Part of a data file:
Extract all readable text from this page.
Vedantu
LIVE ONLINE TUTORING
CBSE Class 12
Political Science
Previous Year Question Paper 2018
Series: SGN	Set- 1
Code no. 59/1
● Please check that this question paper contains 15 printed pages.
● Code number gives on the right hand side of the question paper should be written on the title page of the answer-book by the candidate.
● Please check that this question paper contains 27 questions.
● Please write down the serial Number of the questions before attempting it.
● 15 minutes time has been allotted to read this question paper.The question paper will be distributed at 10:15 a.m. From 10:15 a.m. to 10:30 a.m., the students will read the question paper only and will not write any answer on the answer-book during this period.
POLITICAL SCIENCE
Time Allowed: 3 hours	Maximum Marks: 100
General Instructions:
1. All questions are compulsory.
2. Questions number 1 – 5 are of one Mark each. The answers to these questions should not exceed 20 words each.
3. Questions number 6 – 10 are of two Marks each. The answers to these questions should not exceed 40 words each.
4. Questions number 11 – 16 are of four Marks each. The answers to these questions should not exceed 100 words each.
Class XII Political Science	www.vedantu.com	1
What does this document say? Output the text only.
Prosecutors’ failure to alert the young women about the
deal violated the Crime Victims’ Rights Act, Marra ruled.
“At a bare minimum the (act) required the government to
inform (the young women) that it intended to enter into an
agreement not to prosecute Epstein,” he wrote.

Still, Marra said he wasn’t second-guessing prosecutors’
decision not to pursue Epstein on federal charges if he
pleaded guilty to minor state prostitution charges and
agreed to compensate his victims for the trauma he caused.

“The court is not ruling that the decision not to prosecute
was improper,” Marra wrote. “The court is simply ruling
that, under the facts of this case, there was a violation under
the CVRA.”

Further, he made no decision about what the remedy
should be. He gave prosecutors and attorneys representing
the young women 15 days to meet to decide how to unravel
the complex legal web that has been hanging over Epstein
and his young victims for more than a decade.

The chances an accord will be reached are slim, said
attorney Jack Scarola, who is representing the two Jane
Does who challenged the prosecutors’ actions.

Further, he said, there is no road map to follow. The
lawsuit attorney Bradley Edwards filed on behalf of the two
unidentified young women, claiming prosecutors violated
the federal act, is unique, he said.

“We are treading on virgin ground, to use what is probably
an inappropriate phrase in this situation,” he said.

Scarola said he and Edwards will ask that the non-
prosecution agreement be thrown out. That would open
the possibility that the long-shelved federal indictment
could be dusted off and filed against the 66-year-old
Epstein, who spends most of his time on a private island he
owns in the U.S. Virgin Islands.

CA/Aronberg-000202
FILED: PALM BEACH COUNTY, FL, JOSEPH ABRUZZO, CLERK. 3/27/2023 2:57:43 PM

Requirement:
Reproduce the material above exactly; please quote every line of it.

Answer for this exercise:
Extract all readable text from this page.
Vedantu
LIVE ONLINE TUTORING
CBSE Class 12
Political Science
Previous Year Question Paper 2018
Series: SGN	Set- 1
Code no. 59/1
● Please check that this question paper contains 15 printed pages.
● Code number gives on the right hand side of the question paper should be written on the title page of the answer-book by the candidate.
● Please check that this question paper contains 27 questions.
● Please write down the serial Number of the questions before attempting it.
● 15 minutes time has been allotted to read this question paper.The question paper will be distributed at 10:15 a.m. From 10:15 a.m. to 10:30 a.m., the students will read the question paper only and will not write any answer on the answer-book during this period.
POLITICAL SCIENCE
Time Allowed: 3 hours	Maximum Marks: 100
General Instructions:
1. All questions are compulsory.
2. Questions number 1 – 5 are of one Mark each. The answers to these questions should not exceed 20 words each.
3. Questions number 6 – 10 are of two Marks each. The answers to these questions should not exceed 40 words each.
4. Questions number 11 – 16 are of four Marks each. The answers to these questions should not exceed 100 words each.
Class XII Political Science	www.vedantu.com	1
What does this document say? Output the text only.
Prosecutors’ failure to alert the young women about the
deal violated the Crime Victims’ Rights Act, Marra ruled.
“At a bare minimum the (act) required the government to
inform (the young women) that it intended to enter into an
agreement not to prosecute Epstein,” he wrote.

Still, Marra said he wasn’t second-guessing prosecutors’
decision not to pursue Epstein on federal charges if he
pleaded guilty to minor state prostitution charges and
agreed to compensate his victims for the trauma he caused.

“The court is not ruling that the decision not to prosecute
was improper,” Marra wrote. “The court is simply ruling
that, under the facts of this case, there was a violation under
the CVRA.”

Further, he made no decision about what the remedy
should be. He gave prosecutors and attorneys representing
the young women 15 days to meet to decide how to unravel
the complex legal web that has been hanging over Epstein
and his young victims for more than a decade.

The chances an accord will be reached are slim, said
attorney Jack Scarola, who is representing the two Jane
Does who challenged the prosecutors’ actions.

Further, he said, there is no road map to follow. The
lawsuit attorney Bradley Edwards filed on behalf of the two
unidentified young women, claiming prosecutors violated
the federal act, is unique, he said.

“We are treading on virgin ground, to use what is probably
an inappropriate phrase in this situation,” he said.

Scarola said he and Edwards will ask that the non-
prosecution agreement be thrown out. That would open
the possibility that the long-shelved federal indictment
could be dusted off and filed against the 66-year-old
Epstein, who spends most of his time on a private island he
owns in the U.S. Virgin Islands.

CA/Aronberg-000202
FILED: PALM BEACH COUNTY, FL, JOSEPH ABRUZZO, CLERK. 3/27/2023 2:57:43 PM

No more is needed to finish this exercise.